- [The task]: Scan the entries below and report only how many lines contain "color".

- [Raw records]:

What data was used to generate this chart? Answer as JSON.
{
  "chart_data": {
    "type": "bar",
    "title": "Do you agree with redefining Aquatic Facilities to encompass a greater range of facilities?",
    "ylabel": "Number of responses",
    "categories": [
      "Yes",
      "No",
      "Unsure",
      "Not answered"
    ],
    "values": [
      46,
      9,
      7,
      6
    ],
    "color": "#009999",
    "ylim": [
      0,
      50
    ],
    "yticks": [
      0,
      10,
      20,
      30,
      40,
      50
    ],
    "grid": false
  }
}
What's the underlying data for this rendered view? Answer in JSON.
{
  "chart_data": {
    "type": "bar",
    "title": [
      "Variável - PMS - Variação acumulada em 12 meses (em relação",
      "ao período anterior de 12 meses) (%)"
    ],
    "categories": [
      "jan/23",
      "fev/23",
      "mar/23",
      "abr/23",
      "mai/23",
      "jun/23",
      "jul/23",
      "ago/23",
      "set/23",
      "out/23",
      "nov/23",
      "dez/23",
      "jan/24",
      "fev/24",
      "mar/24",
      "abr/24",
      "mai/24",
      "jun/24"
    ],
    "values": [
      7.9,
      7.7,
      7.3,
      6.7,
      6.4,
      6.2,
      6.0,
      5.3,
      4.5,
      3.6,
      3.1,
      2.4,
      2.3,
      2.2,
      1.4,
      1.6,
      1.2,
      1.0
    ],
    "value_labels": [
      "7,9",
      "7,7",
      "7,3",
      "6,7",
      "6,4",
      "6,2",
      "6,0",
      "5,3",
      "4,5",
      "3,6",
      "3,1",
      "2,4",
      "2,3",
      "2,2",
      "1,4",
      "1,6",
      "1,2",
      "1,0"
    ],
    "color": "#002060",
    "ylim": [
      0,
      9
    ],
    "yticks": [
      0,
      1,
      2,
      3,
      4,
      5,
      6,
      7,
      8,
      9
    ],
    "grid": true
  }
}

---

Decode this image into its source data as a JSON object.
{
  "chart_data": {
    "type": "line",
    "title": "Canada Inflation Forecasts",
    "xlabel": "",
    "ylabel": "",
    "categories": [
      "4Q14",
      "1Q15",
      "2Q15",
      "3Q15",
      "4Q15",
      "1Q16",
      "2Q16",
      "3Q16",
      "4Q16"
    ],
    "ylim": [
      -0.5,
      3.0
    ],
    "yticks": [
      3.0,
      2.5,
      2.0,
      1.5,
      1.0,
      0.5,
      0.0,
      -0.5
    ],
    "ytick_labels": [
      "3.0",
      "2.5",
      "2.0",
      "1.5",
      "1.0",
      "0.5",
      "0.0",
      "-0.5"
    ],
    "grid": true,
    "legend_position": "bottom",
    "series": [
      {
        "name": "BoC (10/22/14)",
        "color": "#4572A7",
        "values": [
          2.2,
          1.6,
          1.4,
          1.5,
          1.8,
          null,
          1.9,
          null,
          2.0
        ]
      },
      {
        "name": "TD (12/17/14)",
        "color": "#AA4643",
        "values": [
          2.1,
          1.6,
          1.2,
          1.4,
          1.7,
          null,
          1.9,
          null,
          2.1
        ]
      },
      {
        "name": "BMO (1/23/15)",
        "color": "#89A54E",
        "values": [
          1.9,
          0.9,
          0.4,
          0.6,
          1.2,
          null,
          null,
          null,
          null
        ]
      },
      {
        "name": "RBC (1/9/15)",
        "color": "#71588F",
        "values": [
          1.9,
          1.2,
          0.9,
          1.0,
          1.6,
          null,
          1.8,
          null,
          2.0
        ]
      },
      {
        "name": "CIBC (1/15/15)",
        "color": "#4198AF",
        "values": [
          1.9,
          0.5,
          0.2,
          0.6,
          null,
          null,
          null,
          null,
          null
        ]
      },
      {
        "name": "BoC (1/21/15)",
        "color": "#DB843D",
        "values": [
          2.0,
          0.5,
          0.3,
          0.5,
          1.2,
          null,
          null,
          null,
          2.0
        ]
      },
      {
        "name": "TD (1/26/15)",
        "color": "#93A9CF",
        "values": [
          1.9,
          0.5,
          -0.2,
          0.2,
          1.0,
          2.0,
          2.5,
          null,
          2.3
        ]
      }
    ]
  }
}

- [Complete response]: 9